Will you reproduce, character for character, everything from the start of the records down to and including the line that contains "calendar-cell-12: 12Sunrise: 6:45"?
Begin PROVIDED RECORDS
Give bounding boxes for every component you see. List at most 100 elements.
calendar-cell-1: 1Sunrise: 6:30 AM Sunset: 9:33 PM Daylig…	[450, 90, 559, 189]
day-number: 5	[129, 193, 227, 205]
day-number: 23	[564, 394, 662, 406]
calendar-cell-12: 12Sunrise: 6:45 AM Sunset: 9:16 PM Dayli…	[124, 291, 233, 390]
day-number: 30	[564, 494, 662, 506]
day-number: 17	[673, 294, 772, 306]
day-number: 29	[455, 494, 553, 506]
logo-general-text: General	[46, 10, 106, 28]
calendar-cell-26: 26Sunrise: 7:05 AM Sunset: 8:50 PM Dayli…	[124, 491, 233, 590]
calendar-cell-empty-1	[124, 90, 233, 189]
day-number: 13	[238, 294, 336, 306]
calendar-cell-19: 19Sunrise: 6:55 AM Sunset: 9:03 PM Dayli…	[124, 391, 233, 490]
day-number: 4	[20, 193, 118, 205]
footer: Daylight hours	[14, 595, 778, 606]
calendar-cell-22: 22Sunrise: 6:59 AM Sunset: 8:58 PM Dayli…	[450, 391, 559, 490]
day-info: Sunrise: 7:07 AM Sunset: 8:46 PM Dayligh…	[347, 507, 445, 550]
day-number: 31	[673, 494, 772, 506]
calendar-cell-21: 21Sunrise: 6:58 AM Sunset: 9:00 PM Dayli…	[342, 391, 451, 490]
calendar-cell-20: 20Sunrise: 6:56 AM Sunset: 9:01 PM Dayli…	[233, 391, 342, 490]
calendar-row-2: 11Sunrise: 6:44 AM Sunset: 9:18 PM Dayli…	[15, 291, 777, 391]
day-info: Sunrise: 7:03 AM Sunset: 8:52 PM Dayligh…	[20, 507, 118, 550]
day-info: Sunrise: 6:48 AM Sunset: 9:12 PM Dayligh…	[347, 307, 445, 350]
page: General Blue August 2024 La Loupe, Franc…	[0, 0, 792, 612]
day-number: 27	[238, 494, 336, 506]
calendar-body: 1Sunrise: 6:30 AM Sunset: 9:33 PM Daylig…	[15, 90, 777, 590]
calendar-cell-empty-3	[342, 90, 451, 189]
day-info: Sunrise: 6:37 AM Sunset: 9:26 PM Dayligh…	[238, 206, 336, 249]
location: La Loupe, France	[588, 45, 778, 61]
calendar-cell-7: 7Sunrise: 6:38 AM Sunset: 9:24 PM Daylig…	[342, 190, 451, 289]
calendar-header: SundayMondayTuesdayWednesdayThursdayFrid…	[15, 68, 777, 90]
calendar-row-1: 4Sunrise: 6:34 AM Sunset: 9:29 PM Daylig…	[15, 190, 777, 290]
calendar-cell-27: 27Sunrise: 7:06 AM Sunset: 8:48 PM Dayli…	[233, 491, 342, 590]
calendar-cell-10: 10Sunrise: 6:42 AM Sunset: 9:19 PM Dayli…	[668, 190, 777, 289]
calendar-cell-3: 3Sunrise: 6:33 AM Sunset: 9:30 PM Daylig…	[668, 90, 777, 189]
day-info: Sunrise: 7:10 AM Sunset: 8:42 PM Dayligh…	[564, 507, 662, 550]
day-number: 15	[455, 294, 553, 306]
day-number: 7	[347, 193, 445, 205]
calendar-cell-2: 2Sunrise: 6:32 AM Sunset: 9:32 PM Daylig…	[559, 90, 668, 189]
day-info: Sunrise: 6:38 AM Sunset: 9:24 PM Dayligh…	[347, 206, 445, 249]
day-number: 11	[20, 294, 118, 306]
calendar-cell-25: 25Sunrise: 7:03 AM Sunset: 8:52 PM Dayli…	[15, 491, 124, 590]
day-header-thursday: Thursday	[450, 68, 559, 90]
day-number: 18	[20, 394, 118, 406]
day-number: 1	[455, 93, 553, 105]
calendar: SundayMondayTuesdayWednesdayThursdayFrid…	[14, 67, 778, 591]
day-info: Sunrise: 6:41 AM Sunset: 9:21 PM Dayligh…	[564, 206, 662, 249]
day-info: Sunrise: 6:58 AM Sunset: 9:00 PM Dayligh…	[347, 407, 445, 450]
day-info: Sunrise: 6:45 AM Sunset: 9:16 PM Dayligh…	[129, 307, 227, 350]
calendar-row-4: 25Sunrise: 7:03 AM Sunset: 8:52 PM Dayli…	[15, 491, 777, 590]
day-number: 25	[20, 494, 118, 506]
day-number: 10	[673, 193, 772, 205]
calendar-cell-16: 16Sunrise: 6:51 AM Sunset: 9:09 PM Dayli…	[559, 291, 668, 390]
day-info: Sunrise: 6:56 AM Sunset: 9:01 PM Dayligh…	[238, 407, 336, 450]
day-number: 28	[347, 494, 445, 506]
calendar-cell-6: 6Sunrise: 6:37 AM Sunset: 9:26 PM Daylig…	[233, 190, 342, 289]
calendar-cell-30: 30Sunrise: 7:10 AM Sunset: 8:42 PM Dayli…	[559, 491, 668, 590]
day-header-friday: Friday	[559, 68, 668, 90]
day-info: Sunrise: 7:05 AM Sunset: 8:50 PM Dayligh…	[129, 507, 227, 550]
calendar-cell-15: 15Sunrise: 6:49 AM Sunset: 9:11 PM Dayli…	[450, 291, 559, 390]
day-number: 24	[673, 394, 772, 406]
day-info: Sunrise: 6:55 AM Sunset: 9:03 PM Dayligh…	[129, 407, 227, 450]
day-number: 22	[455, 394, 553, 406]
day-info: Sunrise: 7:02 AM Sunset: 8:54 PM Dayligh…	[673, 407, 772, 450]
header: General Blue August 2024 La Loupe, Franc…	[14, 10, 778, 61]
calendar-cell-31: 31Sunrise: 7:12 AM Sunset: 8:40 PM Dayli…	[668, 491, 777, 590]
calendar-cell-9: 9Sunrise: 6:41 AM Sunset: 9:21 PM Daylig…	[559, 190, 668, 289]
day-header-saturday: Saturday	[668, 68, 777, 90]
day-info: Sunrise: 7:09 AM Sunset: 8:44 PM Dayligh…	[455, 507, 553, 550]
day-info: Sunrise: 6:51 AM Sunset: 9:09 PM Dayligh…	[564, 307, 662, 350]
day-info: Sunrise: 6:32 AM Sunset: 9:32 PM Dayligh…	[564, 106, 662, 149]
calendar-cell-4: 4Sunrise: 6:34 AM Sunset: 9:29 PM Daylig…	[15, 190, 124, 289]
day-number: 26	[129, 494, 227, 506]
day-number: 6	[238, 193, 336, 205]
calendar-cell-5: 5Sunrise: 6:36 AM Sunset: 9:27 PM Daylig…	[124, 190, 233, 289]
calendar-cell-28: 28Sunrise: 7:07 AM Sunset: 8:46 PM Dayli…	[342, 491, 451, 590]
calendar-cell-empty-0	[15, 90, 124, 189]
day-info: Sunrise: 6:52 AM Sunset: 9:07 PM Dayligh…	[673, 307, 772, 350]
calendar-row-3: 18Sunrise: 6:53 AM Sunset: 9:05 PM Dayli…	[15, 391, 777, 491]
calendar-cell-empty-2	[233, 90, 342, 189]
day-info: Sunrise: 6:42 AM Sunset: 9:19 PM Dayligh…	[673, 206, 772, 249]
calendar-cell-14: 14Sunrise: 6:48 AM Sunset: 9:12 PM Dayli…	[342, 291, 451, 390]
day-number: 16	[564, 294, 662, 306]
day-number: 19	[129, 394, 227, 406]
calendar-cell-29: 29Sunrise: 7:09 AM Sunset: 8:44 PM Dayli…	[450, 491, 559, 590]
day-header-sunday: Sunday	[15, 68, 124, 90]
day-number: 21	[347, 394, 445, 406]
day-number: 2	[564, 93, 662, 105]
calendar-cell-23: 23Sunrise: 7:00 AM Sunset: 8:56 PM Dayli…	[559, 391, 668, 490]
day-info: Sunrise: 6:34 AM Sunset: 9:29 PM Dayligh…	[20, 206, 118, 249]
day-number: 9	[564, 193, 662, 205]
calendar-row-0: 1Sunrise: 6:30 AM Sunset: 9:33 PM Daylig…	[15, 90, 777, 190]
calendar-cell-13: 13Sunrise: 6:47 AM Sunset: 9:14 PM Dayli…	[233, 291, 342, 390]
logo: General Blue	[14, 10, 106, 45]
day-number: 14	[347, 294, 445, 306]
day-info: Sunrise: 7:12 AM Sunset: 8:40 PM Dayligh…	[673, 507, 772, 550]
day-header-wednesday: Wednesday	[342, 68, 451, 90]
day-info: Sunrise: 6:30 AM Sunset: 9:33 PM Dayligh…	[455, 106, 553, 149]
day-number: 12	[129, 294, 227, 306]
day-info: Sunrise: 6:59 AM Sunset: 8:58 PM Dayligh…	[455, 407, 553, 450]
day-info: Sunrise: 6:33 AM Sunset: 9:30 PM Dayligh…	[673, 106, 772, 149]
End PROVIDED RECORDS
_SOLUTION:_
Give bounding boxes for every component you see. List at most 100 elements.
calendar-cell-1: 1Sunrise: 6:30 AM Sunset: 9:33 PM Daylig…	[450, 90, 559, 189]
day-number: 5	[129, 193, 227, 205]
day-number: 23	[564, 394, 662, 406]
calendar-cell-12: 12Sunrise: 6:45 AM Sunset: 9:16 PM Dayli…	[124, 291, 233, 390]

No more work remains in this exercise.